__TASK DETAILS__
Write out each line from the data below that includes the word "Ministre".
━━━ DATASET EXCERPTS
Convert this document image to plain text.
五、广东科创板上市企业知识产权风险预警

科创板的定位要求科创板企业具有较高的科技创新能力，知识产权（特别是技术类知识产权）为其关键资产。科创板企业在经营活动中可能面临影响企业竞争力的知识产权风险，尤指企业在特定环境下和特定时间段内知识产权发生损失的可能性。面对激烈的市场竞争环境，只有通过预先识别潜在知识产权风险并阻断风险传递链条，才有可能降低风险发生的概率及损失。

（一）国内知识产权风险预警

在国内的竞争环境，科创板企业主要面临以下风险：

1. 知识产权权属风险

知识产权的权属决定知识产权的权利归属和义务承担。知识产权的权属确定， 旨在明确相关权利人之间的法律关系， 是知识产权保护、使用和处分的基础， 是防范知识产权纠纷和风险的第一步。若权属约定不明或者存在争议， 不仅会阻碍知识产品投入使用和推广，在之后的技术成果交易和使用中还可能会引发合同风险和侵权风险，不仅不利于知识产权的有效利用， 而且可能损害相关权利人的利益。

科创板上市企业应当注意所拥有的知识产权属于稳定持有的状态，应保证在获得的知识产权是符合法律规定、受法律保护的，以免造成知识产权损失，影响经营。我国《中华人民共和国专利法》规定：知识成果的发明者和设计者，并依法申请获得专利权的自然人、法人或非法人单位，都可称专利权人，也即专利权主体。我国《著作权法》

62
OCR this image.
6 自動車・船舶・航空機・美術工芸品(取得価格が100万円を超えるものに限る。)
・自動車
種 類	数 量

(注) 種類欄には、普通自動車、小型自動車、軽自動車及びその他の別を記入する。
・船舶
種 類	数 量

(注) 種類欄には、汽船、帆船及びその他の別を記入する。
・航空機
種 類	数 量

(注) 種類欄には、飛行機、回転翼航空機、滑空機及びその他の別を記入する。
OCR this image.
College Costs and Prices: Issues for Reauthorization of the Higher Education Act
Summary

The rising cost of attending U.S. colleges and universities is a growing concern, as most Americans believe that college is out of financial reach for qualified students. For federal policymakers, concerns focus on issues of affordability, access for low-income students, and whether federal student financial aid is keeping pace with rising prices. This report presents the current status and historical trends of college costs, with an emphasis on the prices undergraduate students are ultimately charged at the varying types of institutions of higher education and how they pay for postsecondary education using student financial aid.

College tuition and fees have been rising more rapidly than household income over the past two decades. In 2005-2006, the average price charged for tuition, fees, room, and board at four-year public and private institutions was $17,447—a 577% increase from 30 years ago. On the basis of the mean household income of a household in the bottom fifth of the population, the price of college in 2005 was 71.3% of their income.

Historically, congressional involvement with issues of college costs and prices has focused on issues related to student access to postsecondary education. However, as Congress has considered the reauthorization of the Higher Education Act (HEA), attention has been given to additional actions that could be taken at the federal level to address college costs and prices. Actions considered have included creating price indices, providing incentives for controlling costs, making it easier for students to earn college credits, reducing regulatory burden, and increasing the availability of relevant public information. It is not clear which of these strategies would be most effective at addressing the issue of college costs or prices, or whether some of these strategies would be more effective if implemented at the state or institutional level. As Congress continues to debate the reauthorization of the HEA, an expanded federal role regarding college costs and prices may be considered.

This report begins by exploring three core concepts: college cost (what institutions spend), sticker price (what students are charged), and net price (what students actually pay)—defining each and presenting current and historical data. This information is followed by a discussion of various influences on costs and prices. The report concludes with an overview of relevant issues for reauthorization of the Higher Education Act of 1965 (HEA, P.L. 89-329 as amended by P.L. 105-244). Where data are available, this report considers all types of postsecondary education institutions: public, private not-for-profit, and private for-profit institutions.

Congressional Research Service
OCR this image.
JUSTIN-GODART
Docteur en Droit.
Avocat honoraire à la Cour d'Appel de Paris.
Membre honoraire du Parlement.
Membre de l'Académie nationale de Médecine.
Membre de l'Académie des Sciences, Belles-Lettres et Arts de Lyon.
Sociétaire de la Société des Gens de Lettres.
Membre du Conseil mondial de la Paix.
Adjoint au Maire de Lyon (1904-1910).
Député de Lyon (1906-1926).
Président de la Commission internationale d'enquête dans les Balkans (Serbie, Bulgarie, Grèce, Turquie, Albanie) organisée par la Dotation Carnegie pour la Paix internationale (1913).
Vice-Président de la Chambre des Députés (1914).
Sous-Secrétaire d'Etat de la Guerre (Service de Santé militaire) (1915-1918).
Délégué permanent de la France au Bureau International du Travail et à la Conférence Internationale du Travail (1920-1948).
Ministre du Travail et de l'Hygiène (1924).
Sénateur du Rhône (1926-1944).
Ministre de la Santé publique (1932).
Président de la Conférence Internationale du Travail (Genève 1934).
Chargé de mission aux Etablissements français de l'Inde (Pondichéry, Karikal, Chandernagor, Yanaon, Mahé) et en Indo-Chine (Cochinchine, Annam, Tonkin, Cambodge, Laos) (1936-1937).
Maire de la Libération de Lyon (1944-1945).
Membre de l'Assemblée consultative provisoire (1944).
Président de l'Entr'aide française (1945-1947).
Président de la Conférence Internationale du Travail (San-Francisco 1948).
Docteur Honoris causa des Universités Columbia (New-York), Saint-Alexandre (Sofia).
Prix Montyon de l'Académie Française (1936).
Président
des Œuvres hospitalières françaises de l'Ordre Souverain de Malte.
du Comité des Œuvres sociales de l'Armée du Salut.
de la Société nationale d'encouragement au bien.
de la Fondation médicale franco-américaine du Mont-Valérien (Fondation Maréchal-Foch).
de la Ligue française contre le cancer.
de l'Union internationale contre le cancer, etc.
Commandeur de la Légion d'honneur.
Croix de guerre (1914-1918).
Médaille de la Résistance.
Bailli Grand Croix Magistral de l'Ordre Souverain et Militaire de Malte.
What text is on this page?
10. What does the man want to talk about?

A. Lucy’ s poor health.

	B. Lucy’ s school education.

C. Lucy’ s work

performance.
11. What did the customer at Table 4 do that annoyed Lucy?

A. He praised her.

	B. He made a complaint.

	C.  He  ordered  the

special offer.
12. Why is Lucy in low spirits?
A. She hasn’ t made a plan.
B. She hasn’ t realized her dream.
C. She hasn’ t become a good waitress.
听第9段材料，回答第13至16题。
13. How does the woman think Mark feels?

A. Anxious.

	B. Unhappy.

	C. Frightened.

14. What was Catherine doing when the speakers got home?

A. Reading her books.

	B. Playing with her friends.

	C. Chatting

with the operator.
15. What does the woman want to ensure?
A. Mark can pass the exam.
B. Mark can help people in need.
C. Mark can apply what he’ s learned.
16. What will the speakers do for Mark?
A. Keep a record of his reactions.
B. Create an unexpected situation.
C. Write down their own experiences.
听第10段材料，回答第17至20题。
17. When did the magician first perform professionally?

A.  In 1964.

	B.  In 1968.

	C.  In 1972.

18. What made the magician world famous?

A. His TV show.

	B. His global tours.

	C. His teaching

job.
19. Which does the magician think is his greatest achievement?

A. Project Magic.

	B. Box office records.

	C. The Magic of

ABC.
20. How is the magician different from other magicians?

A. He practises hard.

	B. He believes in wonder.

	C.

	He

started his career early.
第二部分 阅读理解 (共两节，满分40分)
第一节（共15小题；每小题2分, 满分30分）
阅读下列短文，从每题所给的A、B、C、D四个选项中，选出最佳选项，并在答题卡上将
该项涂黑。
━━━━━━
__RESPONSE BELOW__
Ministre du Travail et de l'Hygiène (1924).
Ministre de la Santé publique (1932).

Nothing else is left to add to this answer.